- Task goal -
Answer these from the text on cross-border payments below.
1. In what month and year did Razorpay receive a cross-border payments licence from RBI?
2. What range of transaction fees do startups charge?
3. According to Taneja, what do challenges in cross-border payments involve?

- Source extract -

--------------------

Razorpay received a cross-border payments licence from RBI in June 2023. “After reaching a TPV scale like Razorpay has, cross-border payments or international payments seem to be the natural avenue for diversifying business streams,” Decentro’s Taneja said.

Once again, this is a tightly regulated space where companies have to comply with ever-changing Foreign Exchange Management Act (FEMA) guidelines, the Liberalised Remittance Scheme (LRS) and Payments and Settlements Systems, 2007, in addition to any RBI guidelines. 

Industry analysts say payment aggregators have simplified cross-border payments to a large extent compared to traditional banks by offering easy integration solutions through APIs without the need for extensive paperwork. 

Furthermore, startups also charge lower transaction fees (1%-4%) and currency conversion fees while processing payments faster. “This space is gaining traction and because of the higher transaction values, it does offer better margins to PAs. Also as ecommerce builds up and more D2C brands cater to users outside India, this vertical shows a lot of promise for growth,” a senior fintech executive added. 

Taneja highlighted that challenges in cross-border payments involve complex processes for onboarding merchants, especially large enterprise clients.

--------------------

- Record extracts -
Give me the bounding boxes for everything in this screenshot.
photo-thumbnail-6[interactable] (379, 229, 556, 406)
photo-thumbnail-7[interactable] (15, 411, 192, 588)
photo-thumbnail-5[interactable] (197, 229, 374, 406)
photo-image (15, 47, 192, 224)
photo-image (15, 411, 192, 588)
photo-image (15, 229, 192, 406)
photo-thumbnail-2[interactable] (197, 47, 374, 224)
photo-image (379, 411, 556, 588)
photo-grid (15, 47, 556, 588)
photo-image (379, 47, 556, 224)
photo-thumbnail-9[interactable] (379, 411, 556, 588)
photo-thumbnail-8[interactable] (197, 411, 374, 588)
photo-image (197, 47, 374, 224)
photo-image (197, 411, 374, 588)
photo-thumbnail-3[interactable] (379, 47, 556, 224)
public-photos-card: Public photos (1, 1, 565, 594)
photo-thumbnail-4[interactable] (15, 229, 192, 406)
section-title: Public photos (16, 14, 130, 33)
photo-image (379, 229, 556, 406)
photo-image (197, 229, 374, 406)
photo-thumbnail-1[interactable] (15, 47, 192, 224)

--------------------

- Completed task -
1. June 2023.
2. 1%-4%.
3. Complex processes for onboarding merchants, especially large enterprise clients.